THE INPUT:
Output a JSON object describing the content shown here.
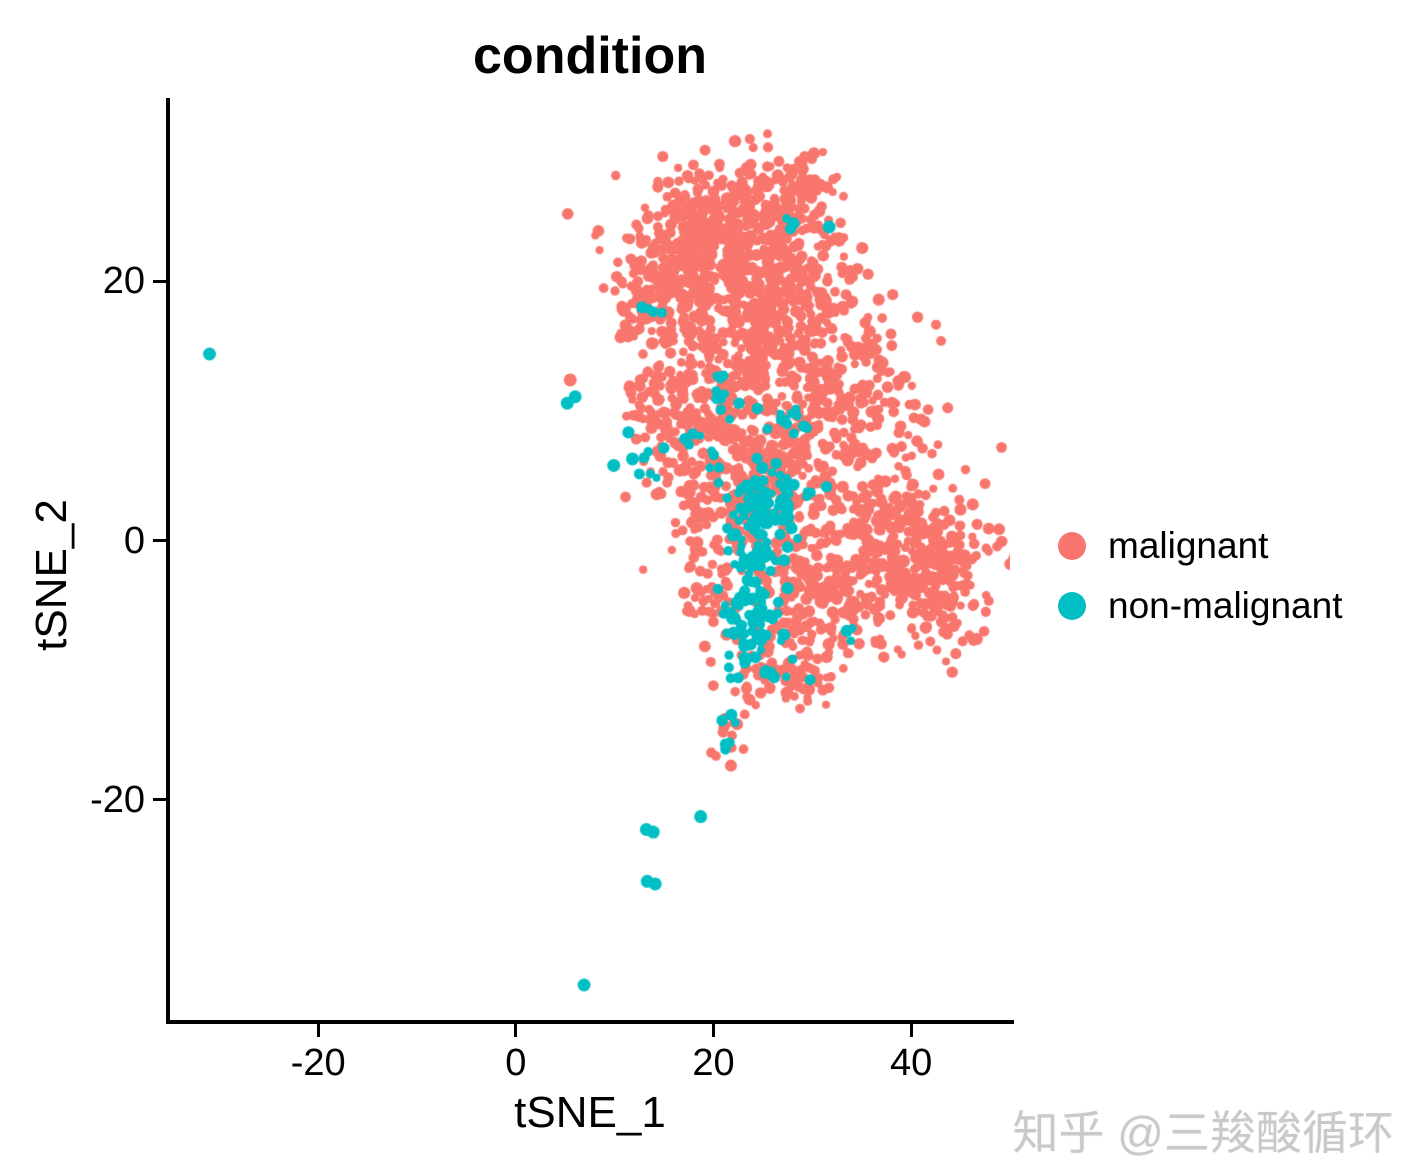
{
  "chart_data": {
    "type": "scatter",
    "title": "condition",
    "xlabel": "tSNE_1",
    "ylabel": "tSNE_2",
    "xlim": [
      -35,
      50
    ],
    "ylim": [
      -37,
      34
    ],
    "xticks": [
      -20,
      0,
      20,
      40
    ],
    "yticks": [
      20,
      0,
      -20
    ],
    "grid": false,
    "legend_position": "right",
    "axis_color": "#000000",
    "series": [
      {
        "name": "malignant",
        "color": "#F8766D",
        "clusters": [
          {
            "cx": 20,
            "cy": 23.5,
            "rx": 4.5,
            "ry": 2.8,
            "n": 380
          },
          {
            "cx": 27,
            "cy": 25.5,
            "rx": 2.8,
            "ry": 2.2,
            "n": 140
          },
          {
            "cx": 14,
            "cy": 19,
            "rx": 2.2,
            "ry": 2,
            "n": 90
          },
          {
            "cx": 21,
            "cy": 17.5,
            "rx": 4.5,
            "ry": 2.5,
            "n": 220
          },
          {
            "cx": 29,
            "cy": 19,
            "rx": 3,
            "ry": 2.5,
            "n": 130
          },
          {
            "cx": 24,
            "cy": 11,
            "rx": 5.5,
            "ry": 3,
            "n": 260
          },
          {
            "cx": 34.5,
            "cy": 11,
            "rx": 3.5,
            "ry": 3,
            "n": 150
          },
          {
            "cx": 15,
            "cy": 10,
            "rx": 2,
            "ry": 2.5,
            "n": 70
          },
          {
            "cx": 38,
            "cy": -0.5,
            "rx": 4.5,
            "ry": 3.5,
            "n": 320
          },
          {
            "cx": 43,
            "cy": -3,
            "rx": 2.5,
            "ry": 2.5,
            "n": 110
          },
          {
            "cx": 30,
            "cy": -4,
            "rx": 3.5,
            "ry": 3,
            "n": 170
          },
          {
            "cx": 21.5,
            "cy": 3.5,
            "rx": 3.5,
            "ry": 3,
            "n": 150
          },
          {
            "cx": 27,
            "cy": 5,
            "rx": 3,
            "ry": 2.5,
            "n": 120
          },
          {
            "cx": 26.5,
            "cy": -9.5,
            "rx": 2.5,
            "ry": 1.8,
            "n": 60
          },
          {
            "cx": 30,
            "cy": -11,
            "rx": 1.2,
            "ry": 0.9,
            "n": 18
          },
          {
            "cx": 19.5,
            "cy": -4.5,
            "rx": 1.8,
            "ry": 1.8,
            "n": 40
          },
          {
            "cx": 21.8,
            "cy": -14.8,
            "rx": 0.8,
            "ry": 1.2,
            "n": 14
          }
        ],
        "points": [
          [
            5.5,
            12.4
          ]
        ]
      },
      {
        "name": "non-malignant",
        "color": "#00BFC4",
        "clusters": [
          {
            "cx": 25,
            "cy": 2.5,
            "rx": 1.7,
            "ry": 1.4,
            "n": 85
          },
          {
            "cx": 24.3,
            "cy": -5.5,
            "rx": 1.5,
            "ry": 1.7,
            "n": 65
          },
          {
            "cx": 23.8,
            "cy": -1.5,
            "rx": 1,
            "ry": 1.3,
            "n": 22
          },
          {
            "cx": 27.3,
            "cy": 9.6,
            "rx": 1.4,
            "ry": 0.9,
            "n": 14
          },
          {
            "cx": 21.5,
            "cy": 10.8,
            "rx": 0.9,
            "ry": 0.7,
            "n": 7
          },
          {
            "cx": 13.3,
            "cy": 6.2,
            "rx": 1.2,
            "ry": 0.9,
            "n": 7
          },
          {
            "cx": 17.2,
            "cy": 8.4,
            "rx": 0.8,
            "ry": 0.6,
            "n": 4
          },
          {
            "cx": 19.8,
            "cy": 6.3,
            "rx": 0.6,
            "ry": 0.6,
            "n": 4
          },
          {
            "cx": 26,
            "cy": -10.5,
            "rx": 1.4,
            "ry": 1.2,
            "n": 10
          },
          {
            "cx": 22,
            "cy": -8.6,
            "rx": 0.9,
            "ry": 0.9,
            "n": 7
          },
          {
            "cx": 13.8,
            "cy": 17.9,
            "rx": 0.7,
            "ry": 0.5,
            "n": 4
          },
          {
            "cx": 27.6,
            "cy": 24.7,
            "rx": 1.1,
            "ry": 0.4,
            "n": 3
          },
          {
            "cx": 20.6,
            "cy": 12.6,
            "rx": 0.6,
            "ry": 0.5,
            "n": 3
          },
          {
            "cx": 29.5,
            "cy": 3.8,
            "rx": 0.8,
            "ry": 0.8,
            "n": 5
          },
          {
            "cx": 21.9,
            "cy": -14.6,
            "rx": 0.6,
            "ry": 0.9,
            "n": 6
          },
          {
            "cx": 33.5,
            "cy": -7,
            "rx": 0.7,
            "ry": 0.7,
            "n": 3
          }
        ],
        "points": [
          [
            -31,
            14.4
          ],
          [
            5.2,
            10.6
          ],
          [
            6,
            11.1
          ],
          [
            9.9,
            5.8
          ],
          [
            11.8,
            6.3
          ],
          [
            31.7,
            24.2
          ],
          [
            18.7,
            -21.3
          ],
          [
            13.2,
            -22.3
          ],
          [
            13.9,
            -22.5
          ],
          [
            13.3,
            -26.3
          ],
          [
            14.1,
            -26.5
          ],
          [
            6.9,
            -34.3
          ]
        ]
      }
    ]
  },
  "watermark": {
    "text": "知乎 @三羧酸循环"
  }
}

GOAL:
Restate the listing above word for word, and skip the pictures.

TASK OUTPUT:
Output a JSON object describing the content shown here.
{
  "chart_data": {
    "type": "scatter",
    "title": "condition",
    "xlabel": "tSNE_1",
    "ylabel": "tSNE_2",
    "xlim": [
      -35,
      50
    ],
    "ylim": [
      -37,
      34
    ],
    "xticks": [
      -20,
      0,
      20,
      40
    ],
    "yticks": [
      20,
      0,
      -20
    ],
    "grid": false,
    "legend_position": "right",
    "axis_color": "#000000",
    "series": [
      {
        "name": "malignant",
        "color": "#F8766D",
        "clusters": [
          {
            "cx": 20,
            "cy": 23.5,
            "rx": 4.5,
            "ry": 2.8,
            "n": 380
          },
          {
            "cx": 27,
            "cy": 25.5,
            "rx": 2.8,
            "ry": 2.2,
            "n": 140
          },
          {
            "cx": 14,
            "cy": 19,
            "rx": 2.2,
            "ry": 2,
            "n": 90
          },
          {
            "cx": 21,
            "cy": 17.5,
            "rx": 4.5,
            "ry": 2.5,
            "n": 220
          },
          {
            "cx": 29,
            "cy": 19,
            "rx": 3,
            "ry": 2.5,
            "n": 130
          },
          {
            "cx": 24,
            "cy": 11,
            "rx": 5.5,
            "ry": 3,
            "n": 260
          },
          {
            "cx": 34.5,
            "cy": 11,
            "rx": 3.5,
            "ry": 3,
            "n": 150
          },
          {
            "cx": 15,
            "cy": 10,
            "rx": 2,
            "ry": 2.5,
            "n": 70
          },
          {
            "cx": 38,
            "cy": -0.5,
            "rx": 4.5,
            "ry": 3.5,
            "n": 320
          },
          {
            "cx": 43,
            "cy": -3,
            "rx": 2.5,
            "ry": 2.5,
            "n": 110
          },
          {
            "cx": 30,
            "cy": -4,
            "rx": 3.5,
            "ry": 3,
            "n": 170
          },
          {
            "cx": 21.5,
            "cy": 3.5,
            "rx": 3.5,
            "ry": 3,
            "n": 150
          },
          {
            "cx": 27,
            "cy": 5,
            "rx": 3,
            "ry": 2.5,
            "n": 120
          },
          {
            "cx": 26.5,
            "cy": -9.5,
            "rx": 2.5,
            "ry": 1.8,
            "n": 60
          },
          {
            "cx": 30,
            "cy": -11,
            "rx": 1.2,
            "ry": 0.9,
            "n": 18
          },
          {
            "cx": 19.5,
            "cy": -4.5,
            "rx": 1.8,
            "ry": 1.8,
            "n": 40
          },
          {
            "cx": 21.8,
            "cy": -14.8,
            "rx": 0.8,
            "ry": 1.2,
            "n": 14
          }
        ],
        "points": [
          [
            5.5,
            12.4
          ]
        ]
      },
      {
        "name": "non-malignant",
        "color": "#00BFC4",
        "clusters": [
          {
            "cx": 25,
            "cy": 2.5,
            "rx": 1.7,
            "ry": 1.4,
            "n": 85
          },
          {
            "cx": 24.3,
            "cy": -5.5,
            "rx": 1.5,
            "ry": 1.7,
            "n": 65
          },
          {
            "cx": 23.8,
            "cy": -1.5,
            "rx": 1,
            "ry": 1.3,
            "n": 22
          },
          {
            "cx": 27.3,
            "cy": 9.6,
            "rx": 1.4,
            "ry": 0.9,
            "n": 14
          },
          {
            "cx": 21.5,
            "cy": 10.8,
            "rx": 0.9,
            "ry": 0.7,
            "n": 7
          },
          {
            "cx": 13.3,
            "cy": 6.2,
            "rx": 1.2,
            "ry": 0.9,
            "n": 7
          },
          {
            "cx": 17.2,
            "cy": 8.4,
            "rx": 0.8,
            "ry": 0.6,
            "n": 4
          },
          {
            "cx": 19.8,
            "cy": 6.3,
            "rx": 0.6,
            "ry": 0.6,
            "n": 4
          },
          {
            "cx": 26,
            "cy": -10.5,
            "rx": 1.4,
            "ry": 1.2,
            "n": 10
          },
          {
            "cx": 22,
            "cy": -8.6,
            "rx": 0.9,
            "ry": 0.9,
            "n": 7
          },
          {
            "cx": 13.8,
            "cy": 17.9,
            "rx": 0.7,
            "ry": 0.5,
            "n": 4
          },
          {
            "cx": 27.6,
            "cy": 24.7,
            "rx": 1.1,
            "ry": 0.4,
            "n": 3
          },
          {
            "cx": 20.6,
            "cy": 12.6,
            "rx": 0.6,
            "ry": 0.5,
            "n": 3
          },
          {
            "cx": 29.5,
            "cy": 3.8,
            "rx": 0.8,
            "ry": 0.8,
            "n": 5
          },
          {
            "cx": 21.9,
            "cy": -14.6,
            "rx": 0.6,
            "ry": 0.9,
            "n": 6
          },
          {
            "cx": 33.5,
            "cy": -7,
            "rx": 0.7,
            "ry": 0.7,
            "n": 3
          }
        ],
        "points": [
          [
            -31,
            14.4
          ],
          [
            5.2,
            10.6
          ],
          [
            6,
            11.1
          ],
          [
            9.9,
            5.8
          ],
          [
            11.8,
            6.3
          ],
          [
            31.7,
            24.2
          ],
          [
            18.7,
            -21.3
          ],
          [
            13.2,
            -22.3
          ],
          [
            13.9,
            -22.5
          ],
          [
            13.3,
            -26.3
          ],
          [
            14.1,
            -26.5
          ],
          [
            6.9,
            -34.3
          ]
        ]
      }
    ]
  },
  "watermark": {
    "text": "知乎 @三羧酸循环"
  }
}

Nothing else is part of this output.